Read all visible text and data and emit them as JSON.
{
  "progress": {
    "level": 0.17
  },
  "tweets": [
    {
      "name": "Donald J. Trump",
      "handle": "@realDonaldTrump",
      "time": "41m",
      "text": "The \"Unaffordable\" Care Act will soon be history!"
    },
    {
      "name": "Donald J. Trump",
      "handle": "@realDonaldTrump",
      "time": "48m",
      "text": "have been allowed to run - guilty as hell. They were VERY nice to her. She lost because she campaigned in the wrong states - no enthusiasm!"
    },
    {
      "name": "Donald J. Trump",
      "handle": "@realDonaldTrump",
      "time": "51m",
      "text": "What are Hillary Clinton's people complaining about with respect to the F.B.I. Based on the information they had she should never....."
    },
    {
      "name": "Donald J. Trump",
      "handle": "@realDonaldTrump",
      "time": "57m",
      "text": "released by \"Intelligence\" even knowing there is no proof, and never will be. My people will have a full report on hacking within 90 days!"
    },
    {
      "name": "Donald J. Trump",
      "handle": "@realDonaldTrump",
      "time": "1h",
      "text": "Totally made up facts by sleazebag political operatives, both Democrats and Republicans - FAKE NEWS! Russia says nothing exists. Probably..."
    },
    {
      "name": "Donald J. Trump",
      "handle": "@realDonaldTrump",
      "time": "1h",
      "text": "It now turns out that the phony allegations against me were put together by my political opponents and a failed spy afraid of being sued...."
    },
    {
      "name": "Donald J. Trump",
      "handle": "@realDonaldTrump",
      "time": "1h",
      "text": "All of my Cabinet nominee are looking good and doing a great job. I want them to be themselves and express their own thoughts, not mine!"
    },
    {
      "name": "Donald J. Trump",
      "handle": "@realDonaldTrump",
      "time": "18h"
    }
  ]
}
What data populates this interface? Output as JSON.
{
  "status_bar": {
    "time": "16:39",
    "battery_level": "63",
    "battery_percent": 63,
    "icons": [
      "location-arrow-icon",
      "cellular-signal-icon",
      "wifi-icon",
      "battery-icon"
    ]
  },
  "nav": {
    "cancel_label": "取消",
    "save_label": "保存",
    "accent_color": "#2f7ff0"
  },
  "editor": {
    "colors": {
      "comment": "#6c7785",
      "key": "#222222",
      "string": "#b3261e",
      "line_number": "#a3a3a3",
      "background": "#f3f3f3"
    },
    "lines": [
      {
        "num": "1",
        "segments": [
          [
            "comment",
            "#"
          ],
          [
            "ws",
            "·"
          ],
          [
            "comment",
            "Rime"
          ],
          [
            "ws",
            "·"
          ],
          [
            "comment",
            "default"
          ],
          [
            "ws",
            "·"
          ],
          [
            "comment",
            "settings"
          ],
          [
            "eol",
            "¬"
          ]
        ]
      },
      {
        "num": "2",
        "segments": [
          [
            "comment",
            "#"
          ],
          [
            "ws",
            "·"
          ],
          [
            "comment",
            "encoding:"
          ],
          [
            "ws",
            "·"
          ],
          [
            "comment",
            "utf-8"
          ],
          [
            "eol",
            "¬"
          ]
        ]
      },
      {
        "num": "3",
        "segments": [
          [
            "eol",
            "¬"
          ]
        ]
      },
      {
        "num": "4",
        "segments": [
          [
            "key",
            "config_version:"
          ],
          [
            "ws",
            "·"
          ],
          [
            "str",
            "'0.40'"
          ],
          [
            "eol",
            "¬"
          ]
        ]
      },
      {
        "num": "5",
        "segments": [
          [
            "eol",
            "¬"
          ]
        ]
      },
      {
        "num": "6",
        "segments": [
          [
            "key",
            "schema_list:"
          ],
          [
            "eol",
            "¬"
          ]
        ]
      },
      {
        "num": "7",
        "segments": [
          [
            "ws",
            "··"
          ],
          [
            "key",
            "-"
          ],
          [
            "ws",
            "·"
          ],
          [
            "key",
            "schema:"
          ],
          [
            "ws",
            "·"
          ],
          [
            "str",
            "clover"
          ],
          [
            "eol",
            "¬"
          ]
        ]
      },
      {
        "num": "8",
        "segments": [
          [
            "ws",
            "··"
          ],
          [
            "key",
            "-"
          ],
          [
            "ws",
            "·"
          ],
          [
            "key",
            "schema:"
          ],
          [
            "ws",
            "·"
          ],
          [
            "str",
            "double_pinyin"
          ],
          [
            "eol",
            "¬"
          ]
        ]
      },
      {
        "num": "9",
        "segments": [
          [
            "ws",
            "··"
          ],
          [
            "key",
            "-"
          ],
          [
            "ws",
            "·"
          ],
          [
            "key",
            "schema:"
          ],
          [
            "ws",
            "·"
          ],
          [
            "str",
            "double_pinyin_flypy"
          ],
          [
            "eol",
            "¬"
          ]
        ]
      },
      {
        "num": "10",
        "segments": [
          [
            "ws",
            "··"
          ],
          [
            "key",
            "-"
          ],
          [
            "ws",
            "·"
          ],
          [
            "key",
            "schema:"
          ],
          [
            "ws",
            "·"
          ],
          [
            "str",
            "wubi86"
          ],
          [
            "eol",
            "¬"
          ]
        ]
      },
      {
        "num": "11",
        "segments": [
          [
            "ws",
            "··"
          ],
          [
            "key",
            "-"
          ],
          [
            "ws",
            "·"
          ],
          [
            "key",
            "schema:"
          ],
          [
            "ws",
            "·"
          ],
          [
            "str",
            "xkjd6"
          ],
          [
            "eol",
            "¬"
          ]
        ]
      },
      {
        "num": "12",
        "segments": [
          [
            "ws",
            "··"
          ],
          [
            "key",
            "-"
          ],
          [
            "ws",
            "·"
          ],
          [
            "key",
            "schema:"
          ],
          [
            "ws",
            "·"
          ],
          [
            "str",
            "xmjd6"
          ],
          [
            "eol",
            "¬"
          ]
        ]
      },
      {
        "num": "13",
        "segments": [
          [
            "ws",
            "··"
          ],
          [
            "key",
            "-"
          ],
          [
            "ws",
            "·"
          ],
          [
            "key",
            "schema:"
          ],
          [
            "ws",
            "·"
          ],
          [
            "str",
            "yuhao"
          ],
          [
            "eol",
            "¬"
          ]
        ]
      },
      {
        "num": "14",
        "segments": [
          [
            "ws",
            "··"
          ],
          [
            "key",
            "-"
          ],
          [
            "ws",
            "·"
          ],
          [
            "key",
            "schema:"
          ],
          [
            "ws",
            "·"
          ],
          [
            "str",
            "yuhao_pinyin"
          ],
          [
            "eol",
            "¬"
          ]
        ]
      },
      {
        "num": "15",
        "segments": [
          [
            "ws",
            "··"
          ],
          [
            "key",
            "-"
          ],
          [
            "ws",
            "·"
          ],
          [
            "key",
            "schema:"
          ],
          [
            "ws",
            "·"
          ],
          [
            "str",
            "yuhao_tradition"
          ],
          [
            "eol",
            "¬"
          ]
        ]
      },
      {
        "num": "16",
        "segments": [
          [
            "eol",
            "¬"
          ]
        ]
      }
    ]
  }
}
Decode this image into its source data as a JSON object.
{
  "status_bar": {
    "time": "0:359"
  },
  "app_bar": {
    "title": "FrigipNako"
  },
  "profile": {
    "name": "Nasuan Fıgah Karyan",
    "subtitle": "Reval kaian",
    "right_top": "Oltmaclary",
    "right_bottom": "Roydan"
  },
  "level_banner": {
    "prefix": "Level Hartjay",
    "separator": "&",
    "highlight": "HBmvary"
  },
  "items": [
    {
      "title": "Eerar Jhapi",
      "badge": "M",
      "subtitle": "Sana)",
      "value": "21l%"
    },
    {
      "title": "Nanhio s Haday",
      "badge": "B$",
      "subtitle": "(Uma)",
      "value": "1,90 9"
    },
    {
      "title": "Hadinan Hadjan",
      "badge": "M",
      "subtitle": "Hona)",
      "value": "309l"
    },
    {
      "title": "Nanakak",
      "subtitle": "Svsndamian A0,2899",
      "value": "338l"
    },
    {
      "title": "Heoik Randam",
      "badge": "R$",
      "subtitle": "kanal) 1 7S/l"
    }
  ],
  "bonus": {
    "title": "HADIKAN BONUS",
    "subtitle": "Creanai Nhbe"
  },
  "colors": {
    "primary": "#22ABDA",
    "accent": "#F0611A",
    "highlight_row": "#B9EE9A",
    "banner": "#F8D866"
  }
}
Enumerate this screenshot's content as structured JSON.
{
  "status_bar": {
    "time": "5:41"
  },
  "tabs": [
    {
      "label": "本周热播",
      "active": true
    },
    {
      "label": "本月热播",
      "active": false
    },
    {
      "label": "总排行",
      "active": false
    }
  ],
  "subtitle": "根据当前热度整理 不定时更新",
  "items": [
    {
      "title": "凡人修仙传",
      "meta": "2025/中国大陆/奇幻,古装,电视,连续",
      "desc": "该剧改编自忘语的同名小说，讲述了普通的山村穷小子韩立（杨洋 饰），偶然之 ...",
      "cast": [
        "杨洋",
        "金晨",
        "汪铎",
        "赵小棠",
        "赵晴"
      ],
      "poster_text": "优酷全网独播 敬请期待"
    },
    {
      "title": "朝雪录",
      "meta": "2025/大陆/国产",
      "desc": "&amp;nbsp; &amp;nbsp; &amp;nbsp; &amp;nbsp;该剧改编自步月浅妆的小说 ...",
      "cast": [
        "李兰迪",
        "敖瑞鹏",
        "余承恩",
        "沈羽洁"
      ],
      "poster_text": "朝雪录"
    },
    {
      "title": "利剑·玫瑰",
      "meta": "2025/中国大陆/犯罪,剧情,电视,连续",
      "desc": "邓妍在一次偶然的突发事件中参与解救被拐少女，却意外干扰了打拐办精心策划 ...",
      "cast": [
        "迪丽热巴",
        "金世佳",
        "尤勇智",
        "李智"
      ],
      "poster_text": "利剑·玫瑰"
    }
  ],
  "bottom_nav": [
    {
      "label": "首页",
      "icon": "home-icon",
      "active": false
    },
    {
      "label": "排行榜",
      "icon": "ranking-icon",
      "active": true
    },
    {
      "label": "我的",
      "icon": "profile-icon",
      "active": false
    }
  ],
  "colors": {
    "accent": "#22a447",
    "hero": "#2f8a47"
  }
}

[WHAT THE TASK REQUIRES]: Find the word "中国大陆" in the entries above and gather every line that holds it.

[FINAL RESULT]:
      "meta": "2025/中国大陆/奇幻,古装,电视,连续",
      "meta": "2025/中国大陆/犯罪,剧情,电视,连续",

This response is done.